## [What is being asked]
Restate the full set of records exactly, without adding or dropping a word.

= = = = =

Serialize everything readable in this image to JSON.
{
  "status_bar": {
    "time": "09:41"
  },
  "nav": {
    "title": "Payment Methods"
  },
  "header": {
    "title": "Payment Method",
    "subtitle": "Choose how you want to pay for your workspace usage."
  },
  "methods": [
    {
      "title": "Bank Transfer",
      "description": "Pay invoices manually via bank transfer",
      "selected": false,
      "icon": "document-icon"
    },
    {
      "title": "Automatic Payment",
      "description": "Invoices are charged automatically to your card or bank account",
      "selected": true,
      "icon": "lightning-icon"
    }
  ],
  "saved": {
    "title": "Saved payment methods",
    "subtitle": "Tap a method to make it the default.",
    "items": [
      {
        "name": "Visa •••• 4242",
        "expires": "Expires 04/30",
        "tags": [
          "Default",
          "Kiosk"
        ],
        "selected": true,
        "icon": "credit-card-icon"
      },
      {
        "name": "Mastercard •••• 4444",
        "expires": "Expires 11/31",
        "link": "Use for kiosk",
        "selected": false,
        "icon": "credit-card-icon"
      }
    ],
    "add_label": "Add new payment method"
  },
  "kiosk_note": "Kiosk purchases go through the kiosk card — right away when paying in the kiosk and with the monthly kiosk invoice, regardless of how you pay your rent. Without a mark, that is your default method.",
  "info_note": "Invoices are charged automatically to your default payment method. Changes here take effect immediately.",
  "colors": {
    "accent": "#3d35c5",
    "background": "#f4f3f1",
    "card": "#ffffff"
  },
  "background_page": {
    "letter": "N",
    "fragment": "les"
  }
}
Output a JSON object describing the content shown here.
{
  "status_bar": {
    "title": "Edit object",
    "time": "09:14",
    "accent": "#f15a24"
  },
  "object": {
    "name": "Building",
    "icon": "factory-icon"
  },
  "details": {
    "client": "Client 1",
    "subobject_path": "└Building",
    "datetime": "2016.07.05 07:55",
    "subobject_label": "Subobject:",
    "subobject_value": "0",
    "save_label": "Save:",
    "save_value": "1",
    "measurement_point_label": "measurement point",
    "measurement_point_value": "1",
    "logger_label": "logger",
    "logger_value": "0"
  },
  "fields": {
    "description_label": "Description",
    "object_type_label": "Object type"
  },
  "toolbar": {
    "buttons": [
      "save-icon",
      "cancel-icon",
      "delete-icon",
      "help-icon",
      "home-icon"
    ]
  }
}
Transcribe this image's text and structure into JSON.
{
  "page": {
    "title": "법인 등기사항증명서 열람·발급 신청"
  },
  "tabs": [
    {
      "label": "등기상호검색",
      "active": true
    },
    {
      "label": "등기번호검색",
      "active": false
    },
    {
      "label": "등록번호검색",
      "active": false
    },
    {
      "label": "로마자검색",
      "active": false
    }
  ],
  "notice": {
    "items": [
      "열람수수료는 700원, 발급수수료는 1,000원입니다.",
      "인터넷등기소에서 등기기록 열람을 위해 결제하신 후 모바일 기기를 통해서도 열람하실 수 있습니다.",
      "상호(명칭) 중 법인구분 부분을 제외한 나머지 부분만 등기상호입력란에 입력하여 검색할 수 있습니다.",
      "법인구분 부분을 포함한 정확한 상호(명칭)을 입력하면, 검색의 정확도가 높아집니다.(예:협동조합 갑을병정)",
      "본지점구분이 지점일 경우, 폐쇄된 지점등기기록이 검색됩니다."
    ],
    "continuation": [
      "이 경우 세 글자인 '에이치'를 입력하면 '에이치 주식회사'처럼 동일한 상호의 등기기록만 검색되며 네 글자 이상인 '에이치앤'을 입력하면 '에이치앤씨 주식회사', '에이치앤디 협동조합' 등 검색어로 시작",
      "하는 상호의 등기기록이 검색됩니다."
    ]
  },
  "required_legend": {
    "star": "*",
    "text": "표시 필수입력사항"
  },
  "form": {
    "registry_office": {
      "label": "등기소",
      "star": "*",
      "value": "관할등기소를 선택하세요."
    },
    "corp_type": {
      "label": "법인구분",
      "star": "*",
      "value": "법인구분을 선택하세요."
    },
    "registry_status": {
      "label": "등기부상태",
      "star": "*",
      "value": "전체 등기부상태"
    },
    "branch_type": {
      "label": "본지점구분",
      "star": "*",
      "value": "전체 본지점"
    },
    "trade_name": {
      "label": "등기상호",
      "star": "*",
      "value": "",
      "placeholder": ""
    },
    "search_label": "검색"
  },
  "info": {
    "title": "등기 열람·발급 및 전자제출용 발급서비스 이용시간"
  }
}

= = = = =

## [Completed exercise]
Serialize everything readable in this image to JSON.
{
  "status_bar": {
    "time": "09:41"
  },
  "nav": {
    "title": "Payment Methods"
  },
  "header": {
    "title": "Payment Method",
    "subtitle": "Choose how you want to pay for your workspace usage."
  },
  "methods": [
    {
      "title": "Bank Transfer",
      "description": "Pay invoices manually via bank transfer",
      "selected": false,
      "icon": "document-icon"
    },
    {
      "title": "Automatic Payment",
      "description": "Invoices are charged automatically to your card or bank account",
      "selected": true,
      "icon": "lightning-icon"
    }
  ],
  "saved": {
    "title": "Saved payment methods",
    "subtitle": "Tap a method to make it the default.",
    "items": [
      {
        "name": "Visa •••• 4242",
        "expires": "Expires 04/30",
        "tags": [
          "Default",
          "Kiosk"
        ],
        "selected": true,
        "icon": "credit-card-icon"
      },
      {
        "name": "Mastercard •••• 4444",
        "expires": "Expires 11/31",
        "link": "Use for kiosk",
        "selected": false,
        "icon": "credit-card-icon"
      }
    ],
    "add_label": "Add new payment method"
  },
  "kiosk_note": "Kiosk purchases go through the kiosk card — right away when paying in the kiosk and with the monthly kiosk invoice, regardless of how you pay your rent. Without a mark, that is your default method.",
  "info_note": "Invoices are charged automatically to your default payment method. Changes here take effect immediately.",
  "colors": {
    "accent": "#3d35c5",
    "background": "#f4f3f1",
    "card": "#ffffff"
  },
  "background_page": {
    "letter": "N",
    "fragment": "les"
  }
}
Output a JSON object describing the content shown here.
{
  "status_bar": {
    "title": "Edit object",
    "time": "09:14",
    "accent": "#f15a24"
  },
  "object": {
    "name": "Building",
    "icon": "factory-icon"
  },
  "details": {
    "client": "Client 1",
    "subobject_path": "└Building",
    "datetime": "2016.07.05 07:55",
    "subobject_label": "Subobject:",
    "subobject_value": "0",
    "save_label": "Save:",
    "save_value": "1",
    "measurement_point_label": "measurement point",
    "measurement_point_value": "1",
    "logger_label": "logger",
    "logger_value": "0"
  },
  "fields": {
    "description_label": "Description",
    "object_type_label": "Object type"
  },
  "toolbar": {
    "buttons": [
      "save-icon",
      "cancel-icon",
      "delete-icon",
      "help-icon",
      "home-icon"
    ]
  }
}
Transcribe this image's text and structure into JSON.
{
  "page": {
    "title": "법인 등기사항증명서 열람·발급 신청"
  },
  "tabs": [
    {
      "label": "등기상호검색",
      "active": true
    },
    {
      "label": "등기번호검색",
      "active": false
    },
    {
      "label": "등록번호검색",
      "active": false
    },
    {
      "label": "로마자검색",
      "active": false
    }
  ],
  "notice": {
    "items": [
      "열람수수료는 700원, 발급수수료는 1,000원입니다.",
      "인터넷등기소에서 등기기록 열람을 위해 결제하신 후 모바일 기기를 통해서도 열람하실 수 있습니다.",
      "상호(명칭) 중 법인구분 부분을 제외한 나머지 부분만 등기상호입력란에 입력하여 검색할 수 있습니다.",
      "법인구분 부분을 포함한 정확한 상호(명칭)을 입력하면, 검색의 정확도가 높아집니다.(예:협동조합 갑을병정)",
      "본지점구분이 지점일 경우, 폐쇄된 지점등기기록이 검색됩니다."
    ],
    "continuation": [
      "이 경우 세 글자인 '에이치'를 입력하면 '에이치 주식회사'처럼 동일한 상호의 등기기록만 검색되며 네 글자 이상인 '에이치앤'을 입력하면 '에이치앤씨 주식회사', '에이치앤디 협동조합' 등 검색어로 시작",
      "하는 상호의 등기기록이 검색됩니다."
    ]
  },
  "required_legend": {
    "star": "*",
    "text": "표시 필수입력사항"
  },
  "form": {
    "registry_office": {
      "label": "등기소",
      "star": "*",
      "value": "관할등기소를 선택하세요."
    },
    "corp_type": {
      "label": "법인구분",
      "star": "*",
      "value": "법인구분을 선택하세요."
    },
    "registry_status": {
      "label": "등기부상태",
      "star": "*",
      "value": "전체 등기부상태"
    },
    "branch_type": {
      "label": "본지점구분",
      "star": "*",
      "value": "전체 본지점"
    },
    "trade_name": {
      "label": "등기상호",
      "star": "*",
      "value": "",
      "placeholder": ""
    },
    "search_label": "검색"
  },
  "info": {
    "title": "등기 열람·발급 및 전자제출용 발급서비스 이용시간"
  }
}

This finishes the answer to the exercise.